▶ _Exercise goal_:
All of the material below is to be repeated exactly.

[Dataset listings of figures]
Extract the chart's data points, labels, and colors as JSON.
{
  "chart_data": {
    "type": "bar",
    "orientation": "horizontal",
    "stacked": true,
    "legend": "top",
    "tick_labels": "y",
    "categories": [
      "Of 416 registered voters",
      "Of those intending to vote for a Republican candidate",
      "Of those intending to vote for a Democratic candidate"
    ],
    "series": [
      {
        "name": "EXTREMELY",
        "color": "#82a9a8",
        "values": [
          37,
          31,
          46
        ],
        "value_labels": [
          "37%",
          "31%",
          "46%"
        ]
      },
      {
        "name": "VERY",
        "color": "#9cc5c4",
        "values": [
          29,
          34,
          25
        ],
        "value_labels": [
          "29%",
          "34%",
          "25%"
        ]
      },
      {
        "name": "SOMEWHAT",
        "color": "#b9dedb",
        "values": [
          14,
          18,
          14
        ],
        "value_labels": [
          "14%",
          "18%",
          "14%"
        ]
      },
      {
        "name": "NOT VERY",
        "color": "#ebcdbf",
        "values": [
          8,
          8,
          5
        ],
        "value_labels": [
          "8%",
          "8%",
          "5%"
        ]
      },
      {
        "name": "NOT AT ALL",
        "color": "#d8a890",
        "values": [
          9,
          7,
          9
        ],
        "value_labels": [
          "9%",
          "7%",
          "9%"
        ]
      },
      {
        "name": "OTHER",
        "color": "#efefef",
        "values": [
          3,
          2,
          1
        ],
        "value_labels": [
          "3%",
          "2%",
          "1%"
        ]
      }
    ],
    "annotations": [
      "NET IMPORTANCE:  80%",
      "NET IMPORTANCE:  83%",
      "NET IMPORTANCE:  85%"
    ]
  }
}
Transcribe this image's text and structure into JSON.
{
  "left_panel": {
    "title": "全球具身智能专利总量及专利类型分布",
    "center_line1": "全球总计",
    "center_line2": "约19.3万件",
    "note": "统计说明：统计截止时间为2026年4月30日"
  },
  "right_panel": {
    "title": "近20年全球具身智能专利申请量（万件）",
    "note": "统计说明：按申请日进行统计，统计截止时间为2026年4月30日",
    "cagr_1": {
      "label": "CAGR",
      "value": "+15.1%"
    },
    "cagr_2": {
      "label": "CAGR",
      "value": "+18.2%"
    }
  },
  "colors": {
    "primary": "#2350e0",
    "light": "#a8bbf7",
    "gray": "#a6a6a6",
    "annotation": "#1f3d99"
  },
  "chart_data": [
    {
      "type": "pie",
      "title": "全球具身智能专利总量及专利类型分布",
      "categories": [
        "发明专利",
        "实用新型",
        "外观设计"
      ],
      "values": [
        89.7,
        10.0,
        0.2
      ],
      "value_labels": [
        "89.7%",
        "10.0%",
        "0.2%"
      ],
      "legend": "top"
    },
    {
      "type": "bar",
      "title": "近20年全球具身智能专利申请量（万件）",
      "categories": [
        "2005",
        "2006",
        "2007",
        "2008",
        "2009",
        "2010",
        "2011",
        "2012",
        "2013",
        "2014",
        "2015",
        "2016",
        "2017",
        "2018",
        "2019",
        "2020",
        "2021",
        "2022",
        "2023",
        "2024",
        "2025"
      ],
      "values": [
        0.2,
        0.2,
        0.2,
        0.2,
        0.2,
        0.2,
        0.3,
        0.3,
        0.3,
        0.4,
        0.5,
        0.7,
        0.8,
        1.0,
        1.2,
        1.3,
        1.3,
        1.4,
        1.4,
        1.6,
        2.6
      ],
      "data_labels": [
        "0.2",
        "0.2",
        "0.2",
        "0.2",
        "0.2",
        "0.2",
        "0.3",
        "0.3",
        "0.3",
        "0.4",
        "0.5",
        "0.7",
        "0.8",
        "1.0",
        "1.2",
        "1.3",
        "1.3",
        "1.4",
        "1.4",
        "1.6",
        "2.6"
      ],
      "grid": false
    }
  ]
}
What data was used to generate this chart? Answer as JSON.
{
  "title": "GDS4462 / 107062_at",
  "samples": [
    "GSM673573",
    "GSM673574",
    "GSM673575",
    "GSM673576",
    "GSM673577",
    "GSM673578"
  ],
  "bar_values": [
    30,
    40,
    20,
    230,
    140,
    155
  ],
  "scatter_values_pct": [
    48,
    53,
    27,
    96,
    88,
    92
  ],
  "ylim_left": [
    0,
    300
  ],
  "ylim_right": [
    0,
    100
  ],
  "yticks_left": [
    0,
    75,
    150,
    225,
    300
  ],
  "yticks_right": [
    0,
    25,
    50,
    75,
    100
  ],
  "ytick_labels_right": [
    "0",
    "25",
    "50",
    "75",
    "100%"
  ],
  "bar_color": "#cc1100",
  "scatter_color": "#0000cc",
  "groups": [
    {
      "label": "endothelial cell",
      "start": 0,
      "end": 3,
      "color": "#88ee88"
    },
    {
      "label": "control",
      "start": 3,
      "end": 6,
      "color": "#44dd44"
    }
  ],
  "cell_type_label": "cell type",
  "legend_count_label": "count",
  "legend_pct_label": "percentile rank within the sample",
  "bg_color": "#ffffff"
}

▶ _Response below_:
Extract the chart's data points, labels, and colors as JSON.
{
  "chart_data": {
    "type": "bar",
    "orientation": "horizontal",
    "stacked": true,
    "legend": "top",
    "tick_labels": "y",
    "categories": [
      "Of 416 registered voters",
      "Of those intending to vote for a Republican candidate",
      "Of those intending to vote for a Democratic candidate"
    ],
    "series": [
      {
        "name": "EXTREMELY",
        "color": "#82a9a8",
        "values": [
          37,
          31,
          46
        ],
        "value_labels": [
          "37%",
          "31%",
          "46%"
        ]
      },
      {
        "name": "VERY",
        "color": "#9cc5c4",
        "values": [
          29,
          34,
          25
        ],
        "value_labels": [
          "29%",
          "34%",
          "25%"
        ]
      },
      {
        "name": "SOMEWHAT",
        "color": "#b9dedb",
        "values": [
          14,
          18,
          14
        ],
        "value_labels": [
          "14%",
          "18%",
          "14%"
        ]
      },
      {
        "name": "NOT VERY",
        "color": "#ebcdbf",
        "values": [
          8,
          8,
          5
        ],
        "value_labels": [
          "8%",
          "8%",
          "5%"
        ]
      },
      {
        "name": "NOT AT ALL",
        "color": "#d8a890",
        "values": [
          9,
          7,
          9
        ],
        "value_labels": [
          "9%",
          "7%",
          "9%"
        ]
      },
      {
        "name": "OTHER",
        "color": "#efefef",
        "values": [
          3,
          2,
          1
        ],
        "value_labels": [
          "3%",
          "2%",
          "1%"
        ]
      }
    ],
    "annotations": [
      "NET IMPORTANCE:  80%",
      "NET IMPORTANCE:  83%",
      "NET IMPORTANCE:  85%"
    ]
  }
}
Transcribe this image's text and structure into JSON.
{
  "left_panel": {
    "title": "全球具身智能专利总量及专利类型分布",
    "center_line1": "全球总计",
    "center_line2": "约19.3万件",
    "note": "统计说明：统计截止时间为2026年4月30日"
  },
  "right_panel": {
    "title": "近20年全球具身智能专利申请量（万件）",
    "note": "统计说明：按申请日进行统计，统计截止时间为2026年4月30日",
    "cagr_1": {
      "label": "CAGR",
      "value": "+15.1%"
    },
    "cagr_2": {
      "label": "CAGR",
      "value": "+18.2%"
    }
  },
  "colors": {
    "primary": "#2350e0",
    "light": "#a8bbf7",
    "gray": "#a6a6a6",
    "annotation": "#1f3d99"
  },
  "chart_data": [
    {
      "type": "pie",
      "title": "全球具身智能专利总量及专利类型分布",
      "categories": [
        "发明专利",
        "实用新型",
        "外观设计"
      ],
      "values": [
        89.7,
        10.0,
        0.2
      ],
      "value_labels": [
        "89.7%",
        "10.0%",
        "0.2%"
      ],
      "legend": "top"
    },
    {
      "type": "bar",
      "title": "近20年全球具身智能专利申请量（万件）",
      "categories": [
        "2005",
        "2006",
        "2007",
        "2008",
        "2009",
        "2010",
        "2011",
        "2012",
        "2013",
        "2014",
        "2015",
        "2016",
        "2017",
        "2018",
        "2019",
        "2020",
        "2021",
        "2022",
        "2023",
        "2024",
        "2025"
      ],
      "values": [
        0.2,
        0.2,
        0.2,
        0.2,
        0.2,
        0.2,
        0.3,
        0.3,
        0.3,
        0.4,
        0.5,
        0.7,
        0.8,
        1.0,
        1.2,
        1.3,
        1.3,
        1.4,
        1.4,
        1.6,
        2.6
      ],
      "data_labels": [
        "0.2",
        "0.2",
        "0.2",
        "0.2",
        "0.2",
        "0.2",
        "0.3",
        "0.3",
        "0.3",
        "0.4",
        "0.5",
        "0.7",
        "0.8",
        "1.0",
        "1.2",
        "1.3",
        "1.3",
        "1.4",
        "1.4",
        "1.6",
        "2.6"
      ],
      "grid": false
    }
  ]
}
What data was used to generate this chart? Answer as JSON.
{
  "title": "GDS4462 / 107062_at",
  "samples": [
    "GSM673573",
    "GSM673574",
    "GSM673575",
    "GSM673576",
    "GSM673577",
    "GSM673578"
  ],
  "bar_values": [
    30,
    40,
    20,
    230,
    140,
    155
  ],
  "scatter_values_pct": [
    48,
    53,
    27,
    96,
    88,
    92
  ],
  "ylim_left": [
    0,
    300
  ],
  "ylim_right": [
    0,
    100
  ],
  "yticks_left": [
    0,
    75,
    150,
    225,
    300
  ],
  "yticks_right": [
    0,
    25,
    50,
    75,
    100
  ],
  "ytick_labels_right": [
    "0",
    "25",
    "50",
    "75",
    "100%"
  ],
  "bar_color": "#cc1100",
  "scatter_color": "#0000cc",
  "groups": [
    {
      "label": "endothelial cell",
      "start": 0,
      "end": 3,
      "color": "#88ee88"
    },
    {
      "label": "control",
      "start": 3,
      "end": 6,
      "color": "#44dd44"
    }
  ],
  "cell_type_label": "cell type",
  "legend_count_label": "count",
  "legend_pct_label": "percentile rank within the sample",
  "bg_color": "#ffffff"
}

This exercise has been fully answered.